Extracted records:
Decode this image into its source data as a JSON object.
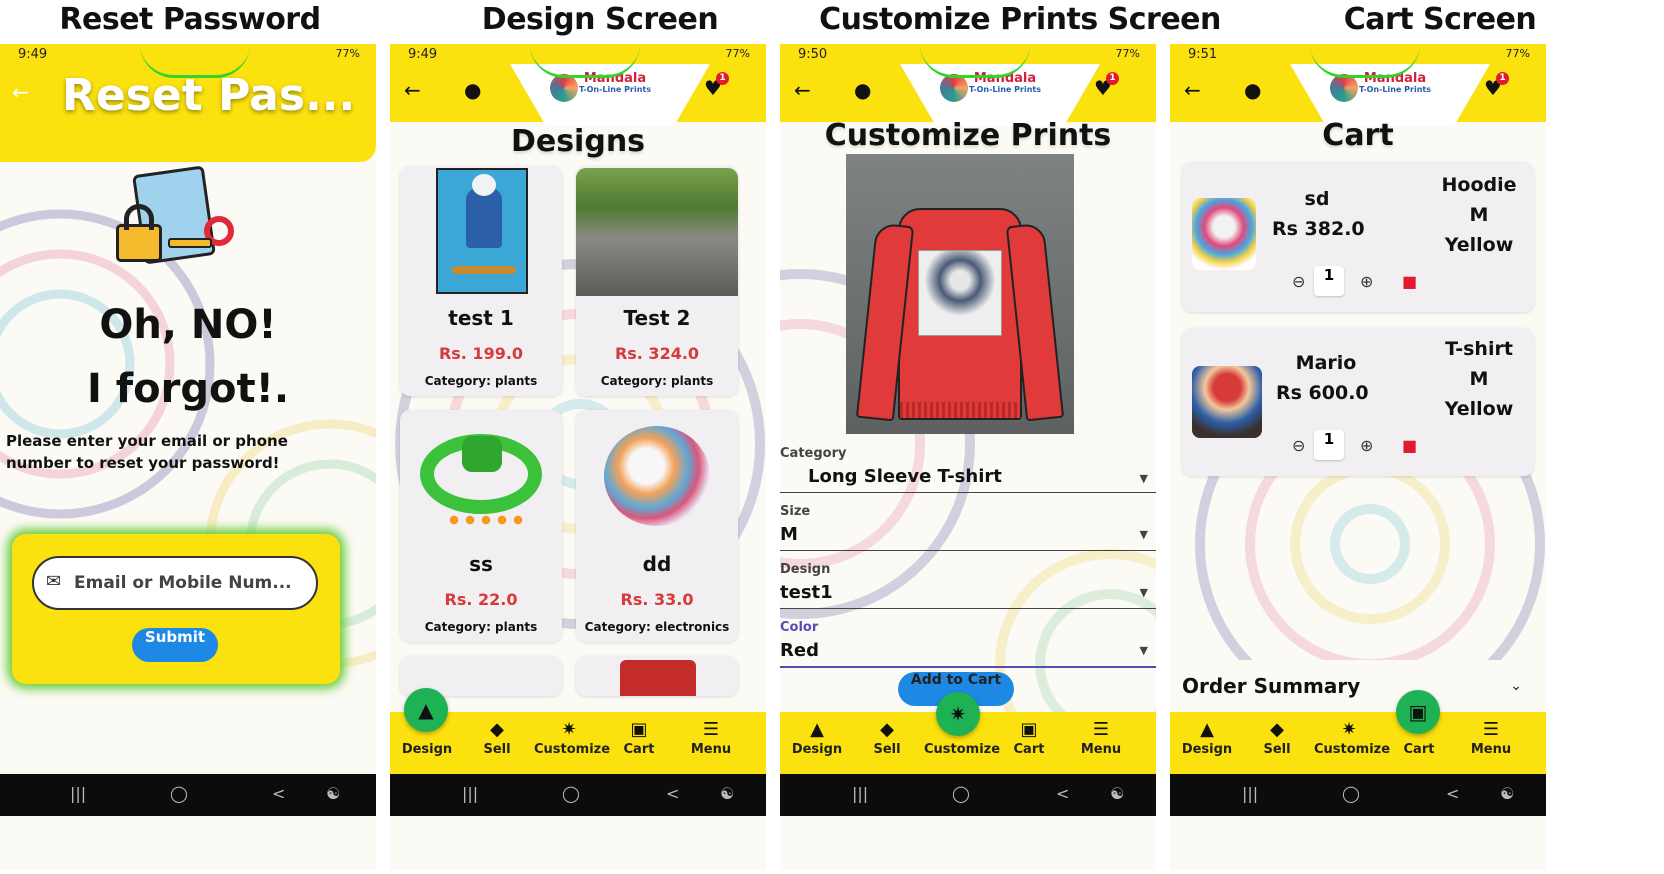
{
  "screen_titles": {
    "reset": "Reset Password",
    "design": "Design Screen",
    "customize": "Customize Prints Screen",
    "cart": "Cart Screen"
  },
  "status_times": {
    "reset": "9:49",
    "design": "9:49",
    "customize": "9:50",
    "cart": "9:51"
  },
  "status_icons": "77%",
  "logo": {
    "title": "Mandala",
    "subtitle": "T-On-Line Prints"
  },
  "heart_badge": "1",
  "reset_screen": {
    "appbar_title": "Reset Pas...",
    "headline_1": "Oh, NO!",
    "headline_2": "I forgot!.",
    "instruction": "Please enter your email or phone number to reset your password!",
    "input_placeholder": "Email or Mobile Num...",
    "submit_label": "Submit"
  },
  "design_screen": {
    "heading": "Designs",
    "items": [
      {
        "name": "test 1",
        "price": "Rs. 199.0",
        "category": "Category: plants",
        "image": "skateboard-figure"
      },
      {
        "name": "Test 2",
        "price": "Rs. 324.0",
        "category": "Category: plants",
        "image": "railway-landscape"
      },
      {
        "name": "ss",
        "price": "Rs. 22.0",
        "category": "Category: plants",
        "image": "green-dragon"
      },
      {
        "name": "dd",
        "price": "Rs. 33.0",
        "category": "Category: electronics",
        "image": "tiger-splash"
      }
    ]
  },
  "customize_screen": {
    "heading": "Customize Prints",
    "fields": [
      {
        "label": "Category",
        "value": "Long Sleeve T-shirt"
      },
      {
        "label": "Size",
        "value": "M"
      },
      {
        "label": "Design",
        "value": "test1"
      },
      {
        "label": "Color",
        "value": "Red"
      }
    ],
    "add_to_cart_label": "Add to Cart",
    "preview_color": "#e03a3a"
  },
  "cart_screen": {
    "heading": "Cart",
    "items": [
      {
        "name": "sd",
        "price": "Rs 382.0",
        "type": "Hoodie",
        "size": "M",
        "color": "Yellow",
        "qty": "1"
      },
      {
        "name": "Mario",
        "price": "Rs 600.0",
        "type": "T-shirt",
        "size": "M",
        "color": "Yellow",
        "qty": "1"
      }
    ],
    "order_summary": "Order Summary"
  },
  "bottom_nav": [
    "Design",
    "Sell",
    "Customize",
    "Cart",
    "Menu"
  ],
  "colors": {
    "accent_yellow": "#fbe10d",
    "fab_green": "#1fb254",
    "price_red": "#d63a3a",
    "submit_blue": "#1e88e5"
  }
}
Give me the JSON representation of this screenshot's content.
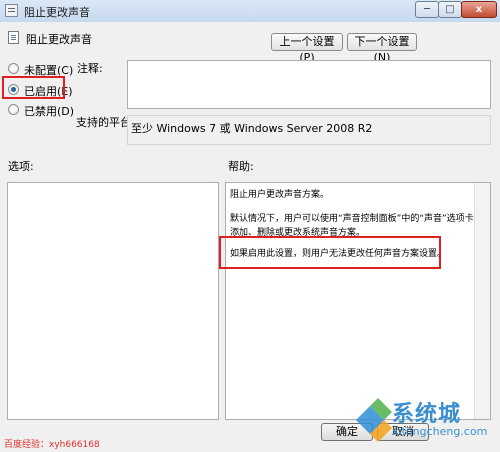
{
  "window": {
    "title": "阻止更改声音",
    "min_label": "─",
    "max_label": "□",
    "close_label": "x"
  },
  "setting": {
    "name": "阻止更改声音"
  },
  "nav": {
    "prev_label": "上一个设置(P)",
    "next_label": "下一个设置(N)"
  },
  "state": {
    "options": [
      {
        "label": "未配置(C)",
        "selected": false
      },
      {
        "label": "已启用(E)",
        "selected": true
      },
      {
        "label": "已禁用(D)",
        "selected": false
      }
    ]
  },
  "comment": {
    "label": "注释:",
    "value": ""
  },
  "platform": {
    "label": "支持的平台:",
    "value": "至少 Windows 7 或 Windows Server 2008 R2"
  },
  "panes": {
    "options_label": "选项:",
    "help_label": "帮助:"
  },
  "help": {
    "line1": "阻止用户更改声音方案。",
    "line2": "默认情况下，用户可以使用“声音控制面板”中的“声音”选项卡",
    "line3": "添加、删除或更改系统声音方案。",
    "line4": "如果启用此设置，则用户无法更改任何声音方案设置。"
  },
  "buttons": {
    "ok_label": "确定",
    "cancel_label": "取消"
  },
  "watermark": {
    "left_text": "百度经验：xyh666168",
    "site_name": "系统城",
    "site_url": "xitongcheng.com"
  },
  "colors": {
    "highlight": "#e02020",
    "title_bar": "#c6d9ef",
    "watermark_blue": "#3a8fd0"
  }
}
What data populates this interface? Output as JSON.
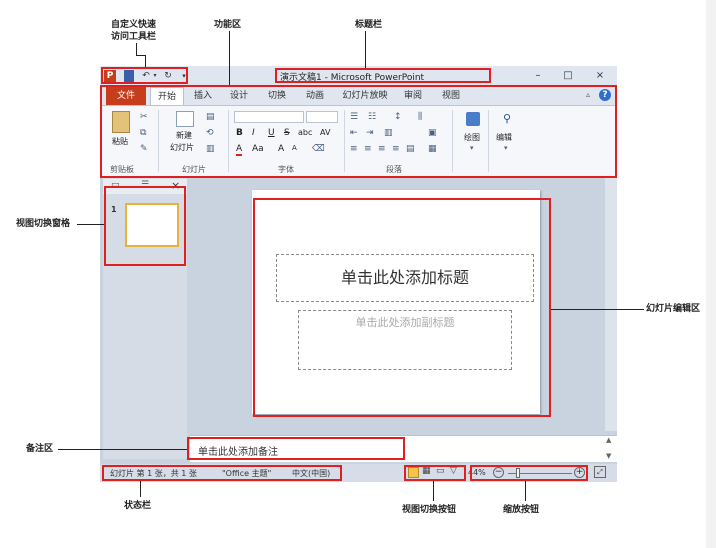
{
  "callouts": {
    "qat": "自定义快速\n访问工具栏",
    "qat_line1": "自定义快速",
    "qat_line2": "访问工具栏",
    "ribbon": "功能区",
    "titlebar": "标题栏",
    "slide_pane": "视图切换窗格",
    "slide_edit": "幻灯片编辑区",
    "notes": "备注区",
    "statusbar": "状态栏",
    "view_buttons": "视图切换按钮",
    "zoom_buttons": "缩放按钮"
  },
  "window": {
    "title": "演示文稿1 - Microsoft PowerPoint",
    "app_icon": "P",
    "controls": {
      "minimize": "–",
      "maximize": "□",
      "close": "×"
    }
  },
  "tabs": [
    "文件",
    "开始",
    "插入",
    "设计",
    "切换",
    "动画",
    "幻灯片放映",
    "审阅",
    "视图"
  ],
  "ribbon": {
    "paste": "粘贴",
    "new_slide_line1": "新建",
    "new_slide_line2": "幻灯片",
    "draw": "绘图",
    "edit": "编辑",
    "groups": [
      "剪贴板",
      "幻灯片",
      "字体",
      "段落"
    ],
    "font_buttons": [
      "B",
      "I",
      "U",
      "S",
      "abc",
      "AV",
      "A",
      "Aa",
      "A",
      "A"
    ]
  },
  "slide_pane": {
    "thumb_number": "1"
  },
  "slide": {
    "title_placeholder": "单击此处添加标题",
    "subtitle_placeholder": "单击此处添加副标题"
  },
  "notes": {
    "placeholder": "单击此处添加备注"
  },
  "statusbar": {
    "slide_info": "幻灯片 第 1 张，共 1 张",
    "theme": "\"Office 主题\"",
    "language": "中文(中国)",
    "zoom": "44%",
    "zoom_minus": "−",
    "zoom_plus": "+"
  }
}
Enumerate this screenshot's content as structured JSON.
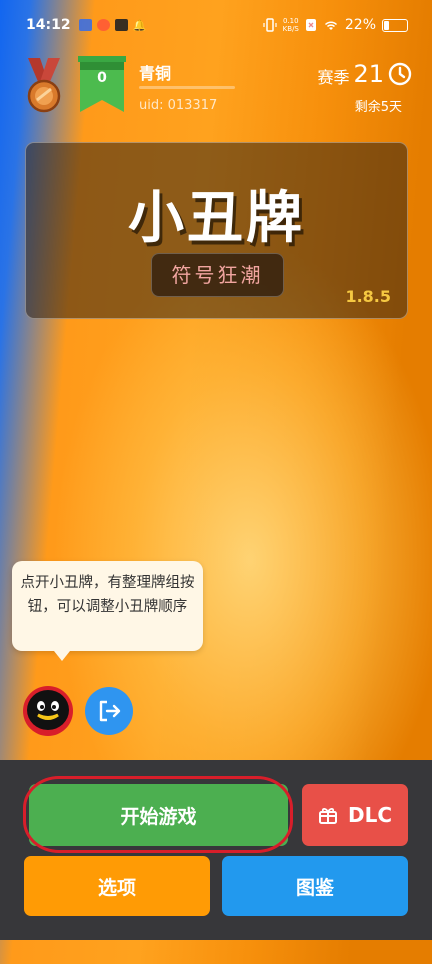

_What is expected:_ Repeat each record exactly, with the pictures left out.

_Correct answer:_
Decode this image into its source data as a JSON object.
{
  "screen_titles": {
    "reset": "Reset Password",
    "design": "Design Screen",
    "customize": "Customize Prints Screen",
    "cart": "Cart Screen"
  },
  "status_times": {
    "reset": "9:49",
    "design": "9:49",
    "customize": "9:50",
    "cart": "9:51"
  },
  "status_icons": "77%",
  "logo": {
    "title": "Mandala",
    "subtitle": "T-On-Line Prints"
  },
  "heart_badge": "1",
  "reset_screen": {
    "appbar_title": "Reset Pas...",
    "headline_1": "Oh, NO!",
    "headline_2": "I forgot!.",
    "instruction": "Please enter your email or phone number to reset your password!",
    "input_placeholder": "Email or Mobile Num...",
    "submit_label": "Submit"
  },
  "design_screen": {
    "heading": "Designs",
    "items": [
      {
        "name": "test 1",
        "price": "Rs. 199.0",
        "category": "Category: plants",
        "image": "skateboard-figure"
      },
      {
        "name": "Test 2",
        "price": "Rs. 324.0",
        "category": "Category: plants",
        "image": "railway-landscape"
      },
      {
        "name": "ss",
        "price": "Rs. 22.0",
        "category": "Category: plants",
        "image": "green-dragon"
      },
      {
        "name": "dd",
        "price": "Rs. 33.0",
        "category": "Category: electronics",
        "image": "tiger-splash"
      }
    ]
  },
  "customize_screen": {
    "heading": "Customize Prints",
    "fields": [
      {
        "label": "Category",
        "value": "Long Sleeve T-shirt"
      },
      {
        "label": "Size",
        "value": "M"
      },
      {
        "label": "Design",
        "value": "test1"
      },
      {
        "label": "Color",
        "value": "Red"
      }
    ],
    "add_to_cart_label": "Add to Cart",
    "preview_color": "#e03a3a"
  },
  "cart_screen": {
    "heading": "Cart",
    "items": [
      {
        "name": "sd",
        "price": "Rs 382.0",
        "type": "Hoodie",
        "size": "M",
        "color": "Yellow",
        "qty": "1"
      },
      {
        "name": "Mario",
        "price": "Rs 600.0",
        "type": "T-shirt",
        "size": "M",
        "color": "Yellow",
        "qty": "1"
      }
    ],
    "order_summary": "Order Summary"
  },
  "bottom_nav": [
    "Design",
    "Sell",
    "Customize",
    "Cart",
    "Menu"
  ],
  "colors": {
    "accent_yellow": "#fbe10d",
    "fab_green": "#1fb254",
    "price_red": "#d63a3a",
    "submit_blue": "#1e88e5"
  }
}
Give me the JSON representation of this screenshot's content.
{
  "window": {
    "title": "阻止更改声音",
    "min_label": "─",
    "max_label": "□",
    "close_label": "x"
  },
  "setting": {
    "name": "阻止更改声音"
  },
  "nav": {
    "prev_label": "上一个设置(P)",
    "next_label": "下一个设置(N)"
  },
  "state": {
    "options": [
      {
        "label": "未配置(C)",
        "selected": false
      },
      {
        "label": "已启用(E)",
        "selected": true
      },
      {
        "label": "已禁用(D)",
        "selected": false
      }
    ]
  },
  "comment": {
    "label": "注释:",
    "value": ""
  },
  "platform": {
    "label": "支持的平台:",
    "value": "至少 Windows 7 或 Windows Server 2008 R2"
  },
  "panes": {
    "options_label": "选项:",
    "help_label": "帮助:"
  },
  "help": {
    "line1": "阻止用户更改声音方案。",
    "line2": "默认情况下，用户可以使用“声音控制面板”中的“声音”选项卡",
    "line3": "添加、删除或更改系统声音方案。",
    "line4": "如果启用此设置，则用户无法更改任何声音方案设置。"
  },
  "buttons": {
    "ok_label": "确定",
    "cancel_label": "取消"
  },
  "watermark": {
    "left_text": "百度经验：xyh666168",
    "site_name": "系统城",
    "site_url": "xitongcheng.com"
  },
  "colors": {
    "highlight": "#e02020",
    "title_bar": "#c6d9ef",
    "watermark_blue": "#3a8fd0"
  }
}
What data populates this interface? Output as JSON.
{
  "callouts": {
    "qat": "自定义快速\n访问工具栏",
    "qat_line1": "自定义快速",
    "qat_line2": "访问工具栏",
    "ribbon": "功能区",
    "titlebar": "标题栏",
    "slide_pane": "视图切换窗格",
    "slide_edit": "幻灯片编辑区",
    "notes": "备注区",
    "statusbar": "状态栏",
    "view_buttons": "视图切换按钮",
    "zoom_buttons": "缩放按钮"
  },
  "window": {
    "title": "演示文稿1 - Microsoft PowerPoint",
    "app_icon": "P",
    "controls": {
      "minimize": "–",
      "maximize": "□",
      "close": "×"
    }
  },
  "tabs": [
    "文件",
    "开始",
    "插入",
    "设计",
    "切换",
    "动画",
    "幻灯片放映",
    "审阅",
    "视图"
  ],
  "ribbon": {
    "paste": "粘贴",
    "new_slide_line1": "新建",
    "new_slide_line2": "幻灯片",
    "draw": "绘图",
    "edit": "编辑",
    "groups": [
      "剪贴板",
      "幻灯片",
      "字体",
      "段落"
    ],
    "font_buttons": [
      "B",
      "I",
      "U",
      "S",
      "abc",
      "AV",
      "A",
      "Aa",
      "A",
      "A"
    ]
  },
  "slide_pane": {
    "thumb_number": "1"
  },
  "slide": {
    "title_placeholder": "单击此处添加标题",
    "subtitle_placeholder": "单击此处添加副标题"
  },
  "notes": {
    "placeholder": "单击此处添加备注"
  },
  "statusbar": {
    "slide_info": "幻灯片 第 1 张，共 1 张",
    "theme": "\"Office 主题\"",
    "language": "中文(中国)",
    "zoom": "44%",
    "zoom_minus": "−",
    "zoom_plus": "+"
  }
}
Enumerate this screenshot's content as structured JSON.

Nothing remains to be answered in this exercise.